▶ **Brief**
Scan the following material for the string "JSON" and copy each line in which it appears.

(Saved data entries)
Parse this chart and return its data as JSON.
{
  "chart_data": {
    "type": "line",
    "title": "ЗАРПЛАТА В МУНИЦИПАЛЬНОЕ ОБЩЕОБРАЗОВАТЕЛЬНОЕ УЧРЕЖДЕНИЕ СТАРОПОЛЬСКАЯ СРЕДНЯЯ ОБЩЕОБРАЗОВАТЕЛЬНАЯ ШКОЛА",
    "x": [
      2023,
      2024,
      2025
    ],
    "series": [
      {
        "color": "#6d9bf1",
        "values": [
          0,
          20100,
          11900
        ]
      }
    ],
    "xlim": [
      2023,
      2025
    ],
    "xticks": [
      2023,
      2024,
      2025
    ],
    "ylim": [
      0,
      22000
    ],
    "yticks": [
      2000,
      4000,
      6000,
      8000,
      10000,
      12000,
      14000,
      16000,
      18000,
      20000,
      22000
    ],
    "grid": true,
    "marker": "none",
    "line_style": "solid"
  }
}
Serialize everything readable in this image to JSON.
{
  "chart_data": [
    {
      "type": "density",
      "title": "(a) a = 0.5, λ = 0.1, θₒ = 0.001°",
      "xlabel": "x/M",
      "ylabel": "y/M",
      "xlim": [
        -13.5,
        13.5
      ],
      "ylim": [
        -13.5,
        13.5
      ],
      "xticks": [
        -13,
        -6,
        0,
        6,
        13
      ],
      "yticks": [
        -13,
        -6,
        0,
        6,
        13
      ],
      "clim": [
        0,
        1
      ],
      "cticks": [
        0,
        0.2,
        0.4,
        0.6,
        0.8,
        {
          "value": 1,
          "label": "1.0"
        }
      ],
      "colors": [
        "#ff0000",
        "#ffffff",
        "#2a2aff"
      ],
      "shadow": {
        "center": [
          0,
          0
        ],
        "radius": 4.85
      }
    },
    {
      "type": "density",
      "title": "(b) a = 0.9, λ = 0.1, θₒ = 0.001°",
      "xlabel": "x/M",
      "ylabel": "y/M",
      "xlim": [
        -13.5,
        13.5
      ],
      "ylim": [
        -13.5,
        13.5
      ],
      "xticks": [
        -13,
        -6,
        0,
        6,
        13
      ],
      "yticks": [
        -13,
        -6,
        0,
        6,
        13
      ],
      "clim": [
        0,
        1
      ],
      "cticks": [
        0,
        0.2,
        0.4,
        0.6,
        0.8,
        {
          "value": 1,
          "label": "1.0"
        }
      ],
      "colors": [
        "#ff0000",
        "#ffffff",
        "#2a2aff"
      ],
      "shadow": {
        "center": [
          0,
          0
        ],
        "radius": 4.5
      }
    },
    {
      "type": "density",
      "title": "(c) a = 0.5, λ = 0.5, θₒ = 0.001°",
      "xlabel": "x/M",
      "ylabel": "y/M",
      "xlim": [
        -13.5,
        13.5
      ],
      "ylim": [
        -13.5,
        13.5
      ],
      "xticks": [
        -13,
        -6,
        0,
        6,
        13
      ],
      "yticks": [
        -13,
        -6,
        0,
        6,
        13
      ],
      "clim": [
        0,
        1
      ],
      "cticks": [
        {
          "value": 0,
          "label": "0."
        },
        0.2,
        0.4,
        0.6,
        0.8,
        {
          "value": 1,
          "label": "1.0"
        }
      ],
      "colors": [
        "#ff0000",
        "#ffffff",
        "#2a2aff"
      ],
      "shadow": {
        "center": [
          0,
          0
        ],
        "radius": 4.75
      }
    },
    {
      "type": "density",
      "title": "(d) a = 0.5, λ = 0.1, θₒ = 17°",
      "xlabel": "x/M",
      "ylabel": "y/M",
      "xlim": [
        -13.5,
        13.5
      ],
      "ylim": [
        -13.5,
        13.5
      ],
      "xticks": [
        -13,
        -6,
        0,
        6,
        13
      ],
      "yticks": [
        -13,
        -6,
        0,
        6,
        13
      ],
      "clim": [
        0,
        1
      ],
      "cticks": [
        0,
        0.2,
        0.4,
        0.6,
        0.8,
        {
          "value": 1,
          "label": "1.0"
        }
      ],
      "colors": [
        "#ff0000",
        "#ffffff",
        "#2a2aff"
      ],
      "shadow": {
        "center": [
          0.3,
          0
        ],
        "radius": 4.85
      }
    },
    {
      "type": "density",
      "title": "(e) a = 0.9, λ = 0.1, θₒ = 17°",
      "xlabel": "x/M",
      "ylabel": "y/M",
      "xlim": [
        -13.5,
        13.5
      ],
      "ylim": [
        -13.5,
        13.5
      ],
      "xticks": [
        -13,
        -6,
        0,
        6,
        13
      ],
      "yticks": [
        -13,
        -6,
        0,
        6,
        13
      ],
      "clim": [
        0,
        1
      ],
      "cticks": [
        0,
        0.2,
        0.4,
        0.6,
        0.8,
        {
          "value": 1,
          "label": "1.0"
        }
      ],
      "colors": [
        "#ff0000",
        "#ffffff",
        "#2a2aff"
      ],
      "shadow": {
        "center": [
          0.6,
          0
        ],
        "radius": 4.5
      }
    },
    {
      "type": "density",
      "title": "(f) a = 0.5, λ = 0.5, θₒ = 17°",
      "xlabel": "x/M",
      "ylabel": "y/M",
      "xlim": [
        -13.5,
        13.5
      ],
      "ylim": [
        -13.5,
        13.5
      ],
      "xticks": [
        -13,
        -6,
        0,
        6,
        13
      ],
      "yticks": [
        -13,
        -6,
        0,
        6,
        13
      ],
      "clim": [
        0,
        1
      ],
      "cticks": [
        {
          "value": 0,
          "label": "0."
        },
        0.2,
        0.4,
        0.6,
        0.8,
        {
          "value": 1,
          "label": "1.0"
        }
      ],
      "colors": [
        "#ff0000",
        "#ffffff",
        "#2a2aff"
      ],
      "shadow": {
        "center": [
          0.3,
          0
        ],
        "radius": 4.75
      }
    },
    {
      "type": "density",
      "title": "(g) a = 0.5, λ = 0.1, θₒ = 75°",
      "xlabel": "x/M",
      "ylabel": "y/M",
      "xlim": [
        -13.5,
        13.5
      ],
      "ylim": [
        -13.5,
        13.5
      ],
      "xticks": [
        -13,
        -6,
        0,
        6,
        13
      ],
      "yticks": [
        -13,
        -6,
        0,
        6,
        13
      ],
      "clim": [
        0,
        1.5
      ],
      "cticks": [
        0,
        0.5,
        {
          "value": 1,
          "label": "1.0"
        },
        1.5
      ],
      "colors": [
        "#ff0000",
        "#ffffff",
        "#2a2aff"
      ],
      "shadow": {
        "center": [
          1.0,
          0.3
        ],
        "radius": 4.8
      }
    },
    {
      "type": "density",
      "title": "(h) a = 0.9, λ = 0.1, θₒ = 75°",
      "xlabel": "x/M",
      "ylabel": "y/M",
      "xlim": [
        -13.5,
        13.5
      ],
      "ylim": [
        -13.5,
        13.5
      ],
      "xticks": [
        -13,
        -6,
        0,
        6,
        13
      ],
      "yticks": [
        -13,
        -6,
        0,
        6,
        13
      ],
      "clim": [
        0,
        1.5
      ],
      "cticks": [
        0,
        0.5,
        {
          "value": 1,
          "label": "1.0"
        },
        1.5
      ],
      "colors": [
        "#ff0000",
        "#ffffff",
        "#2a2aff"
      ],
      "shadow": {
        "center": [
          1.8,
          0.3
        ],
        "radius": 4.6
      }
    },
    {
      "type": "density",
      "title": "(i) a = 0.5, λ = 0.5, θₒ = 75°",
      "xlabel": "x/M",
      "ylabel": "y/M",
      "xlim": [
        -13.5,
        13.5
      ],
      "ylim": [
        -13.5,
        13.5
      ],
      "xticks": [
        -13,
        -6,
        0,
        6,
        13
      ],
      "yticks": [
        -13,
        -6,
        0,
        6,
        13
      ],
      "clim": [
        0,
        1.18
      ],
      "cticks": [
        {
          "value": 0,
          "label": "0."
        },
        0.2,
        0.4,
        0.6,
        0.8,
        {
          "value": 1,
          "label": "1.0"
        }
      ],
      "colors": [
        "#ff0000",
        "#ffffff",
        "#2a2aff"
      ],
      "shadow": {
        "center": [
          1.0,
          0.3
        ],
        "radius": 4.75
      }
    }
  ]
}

▶ **Output**
Parse this chart and return its data as JSON.
Serialize everything readable in this image to JSON.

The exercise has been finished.